Direction —
Repeat exactly the lines from the line containing "What's the underlying" through the last line of the records below, inclusive, and nothing else.

Material for this exercise —
= = = = =

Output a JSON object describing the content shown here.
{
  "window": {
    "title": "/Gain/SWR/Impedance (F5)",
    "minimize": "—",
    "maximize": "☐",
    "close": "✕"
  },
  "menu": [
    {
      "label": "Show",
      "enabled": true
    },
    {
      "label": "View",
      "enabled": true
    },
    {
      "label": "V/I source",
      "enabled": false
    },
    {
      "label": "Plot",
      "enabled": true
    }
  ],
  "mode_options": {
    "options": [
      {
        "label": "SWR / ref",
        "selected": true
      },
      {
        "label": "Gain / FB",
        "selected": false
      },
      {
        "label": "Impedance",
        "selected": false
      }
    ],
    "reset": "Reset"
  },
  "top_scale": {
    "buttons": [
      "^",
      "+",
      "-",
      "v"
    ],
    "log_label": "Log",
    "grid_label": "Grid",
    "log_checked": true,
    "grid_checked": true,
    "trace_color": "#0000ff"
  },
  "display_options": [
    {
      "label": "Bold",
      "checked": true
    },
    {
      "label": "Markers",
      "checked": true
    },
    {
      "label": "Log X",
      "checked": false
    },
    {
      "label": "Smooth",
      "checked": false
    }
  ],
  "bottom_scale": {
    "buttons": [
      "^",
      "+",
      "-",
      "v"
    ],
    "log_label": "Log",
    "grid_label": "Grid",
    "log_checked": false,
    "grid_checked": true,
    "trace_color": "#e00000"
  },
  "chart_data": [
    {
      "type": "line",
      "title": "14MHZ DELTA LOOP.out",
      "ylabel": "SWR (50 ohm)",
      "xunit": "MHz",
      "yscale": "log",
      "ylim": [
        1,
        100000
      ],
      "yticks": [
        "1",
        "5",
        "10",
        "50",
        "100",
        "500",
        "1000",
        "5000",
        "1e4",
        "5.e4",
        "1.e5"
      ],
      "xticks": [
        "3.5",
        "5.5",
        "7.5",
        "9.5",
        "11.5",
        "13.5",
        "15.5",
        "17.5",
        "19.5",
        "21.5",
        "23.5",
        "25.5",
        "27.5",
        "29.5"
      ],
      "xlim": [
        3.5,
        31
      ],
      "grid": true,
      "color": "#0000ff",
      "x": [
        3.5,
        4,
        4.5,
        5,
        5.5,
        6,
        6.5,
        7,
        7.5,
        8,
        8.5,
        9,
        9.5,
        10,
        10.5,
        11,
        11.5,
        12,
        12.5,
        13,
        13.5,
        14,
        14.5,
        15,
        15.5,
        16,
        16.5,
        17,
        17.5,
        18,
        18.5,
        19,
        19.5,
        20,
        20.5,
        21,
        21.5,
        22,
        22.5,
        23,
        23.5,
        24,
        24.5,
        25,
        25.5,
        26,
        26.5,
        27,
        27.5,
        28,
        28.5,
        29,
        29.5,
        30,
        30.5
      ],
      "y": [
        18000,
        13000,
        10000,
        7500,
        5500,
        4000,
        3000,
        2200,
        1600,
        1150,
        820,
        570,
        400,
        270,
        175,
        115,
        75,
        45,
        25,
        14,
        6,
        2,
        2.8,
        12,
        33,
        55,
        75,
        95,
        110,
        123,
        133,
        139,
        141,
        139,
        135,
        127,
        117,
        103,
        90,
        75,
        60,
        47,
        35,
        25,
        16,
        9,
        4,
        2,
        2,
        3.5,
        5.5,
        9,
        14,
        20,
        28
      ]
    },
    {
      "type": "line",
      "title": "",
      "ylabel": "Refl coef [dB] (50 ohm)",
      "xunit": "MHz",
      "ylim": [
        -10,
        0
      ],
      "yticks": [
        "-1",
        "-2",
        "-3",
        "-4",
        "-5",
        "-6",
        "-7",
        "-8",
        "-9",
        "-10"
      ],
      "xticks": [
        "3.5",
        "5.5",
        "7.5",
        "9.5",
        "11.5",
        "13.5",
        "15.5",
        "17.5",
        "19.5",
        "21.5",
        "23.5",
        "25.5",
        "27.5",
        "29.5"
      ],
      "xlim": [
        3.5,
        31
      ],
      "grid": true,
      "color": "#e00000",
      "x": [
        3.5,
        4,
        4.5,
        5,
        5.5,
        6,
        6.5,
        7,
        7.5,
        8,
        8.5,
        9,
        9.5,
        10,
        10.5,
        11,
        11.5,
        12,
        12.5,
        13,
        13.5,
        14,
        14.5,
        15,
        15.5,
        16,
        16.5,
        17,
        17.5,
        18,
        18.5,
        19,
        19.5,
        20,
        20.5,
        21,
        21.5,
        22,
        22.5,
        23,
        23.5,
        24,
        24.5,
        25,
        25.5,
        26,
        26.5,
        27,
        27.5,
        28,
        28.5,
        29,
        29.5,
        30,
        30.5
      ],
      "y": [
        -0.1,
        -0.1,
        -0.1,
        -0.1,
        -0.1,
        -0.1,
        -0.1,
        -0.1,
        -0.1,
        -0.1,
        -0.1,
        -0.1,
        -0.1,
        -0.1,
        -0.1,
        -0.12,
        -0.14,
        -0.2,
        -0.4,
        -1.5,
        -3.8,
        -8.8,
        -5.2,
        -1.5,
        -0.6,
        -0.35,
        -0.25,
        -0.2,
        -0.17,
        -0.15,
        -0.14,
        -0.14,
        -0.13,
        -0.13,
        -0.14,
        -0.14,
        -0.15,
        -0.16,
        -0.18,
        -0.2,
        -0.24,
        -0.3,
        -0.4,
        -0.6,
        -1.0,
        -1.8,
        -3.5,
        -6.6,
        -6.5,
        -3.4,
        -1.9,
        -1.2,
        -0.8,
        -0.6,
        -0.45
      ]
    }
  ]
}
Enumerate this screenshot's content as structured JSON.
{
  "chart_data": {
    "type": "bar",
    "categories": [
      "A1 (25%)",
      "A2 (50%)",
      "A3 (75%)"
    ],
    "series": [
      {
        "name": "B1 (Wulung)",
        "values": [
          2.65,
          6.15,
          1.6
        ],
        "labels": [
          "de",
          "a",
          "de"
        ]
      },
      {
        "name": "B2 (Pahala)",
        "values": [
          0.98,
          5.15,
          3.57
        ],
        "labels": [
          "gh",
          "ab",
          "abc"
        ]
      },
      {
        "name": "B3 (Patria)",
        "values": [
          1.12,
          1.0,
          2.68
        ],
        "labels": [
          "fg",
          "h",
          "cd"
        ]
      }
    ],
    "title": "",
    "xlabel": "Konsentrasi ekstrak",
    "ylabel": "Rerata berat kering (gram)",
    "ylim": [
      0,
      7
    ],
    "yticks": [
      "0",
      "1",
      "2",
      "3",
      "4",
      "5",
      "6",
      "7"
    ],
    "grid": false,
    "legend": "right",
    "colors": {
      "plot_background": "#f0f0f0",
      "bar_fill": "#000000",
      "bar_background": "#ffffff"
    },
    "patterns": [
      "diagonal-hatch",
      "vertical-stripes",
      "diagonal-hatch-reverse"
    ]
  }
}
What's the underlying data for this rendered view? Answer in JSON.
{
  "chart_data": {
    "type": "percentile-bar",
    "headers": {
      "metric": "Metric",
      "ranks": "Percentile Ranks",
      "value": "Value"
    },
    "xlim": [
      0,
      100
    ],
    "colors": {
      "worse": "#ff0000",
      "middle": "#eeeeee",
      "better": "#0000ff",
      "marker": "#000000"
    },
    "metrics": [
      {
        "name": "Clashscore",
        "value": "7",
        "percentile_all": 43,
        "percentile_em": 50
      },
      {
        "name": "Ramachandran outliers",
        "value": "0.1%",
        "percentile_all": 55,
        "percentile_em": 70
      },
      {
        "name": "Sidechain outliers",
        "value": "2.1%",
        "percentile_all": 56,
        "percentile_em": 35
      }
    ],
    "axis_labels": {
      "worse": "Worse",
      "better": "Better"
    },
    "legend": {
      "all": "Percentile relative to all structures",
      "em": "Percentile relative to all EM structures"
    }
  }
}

= = = = =

Written solution —
What's the underlying data for this rendered view? Answer in JSON.
{
  "chart_data": {
    "type": "percentile-bar",
    "headers": {
      "metric": "Metric",
      "ranks": "Percentile Ranks",
      "value": "Value"
    },
    "xlim": [
      0,
      100
    ],
    "colors": {
      "worse": "#ff0000",
      "middle": "#eeeeee",
      "better": "#0000ff",
      "marker": "#000000"
    },
    "metrics": [
      {
        "name": "Clashscore",
        "value": "7",
        "percentile_all": 43,
        "percentile_em": 50
      },
      {
        "name": "Ramachandran outliers",
        "value": "0.1%",
        "percentile_all": 55,
        "percentile_em": 70
      },
      {
        "name": "Sidechain outliers",
        "value": "2.1%",
        "percentile_all": 56,
        "percentile_em": 35
      }
    ],
    "axis_labels": {
      "worse": "Worse",
      "better": "Better"
    },
    "legend": {
      "all": "Percentile relative to all structures",
      "em": "Percentile relative to all EM structures"
    }
  }
}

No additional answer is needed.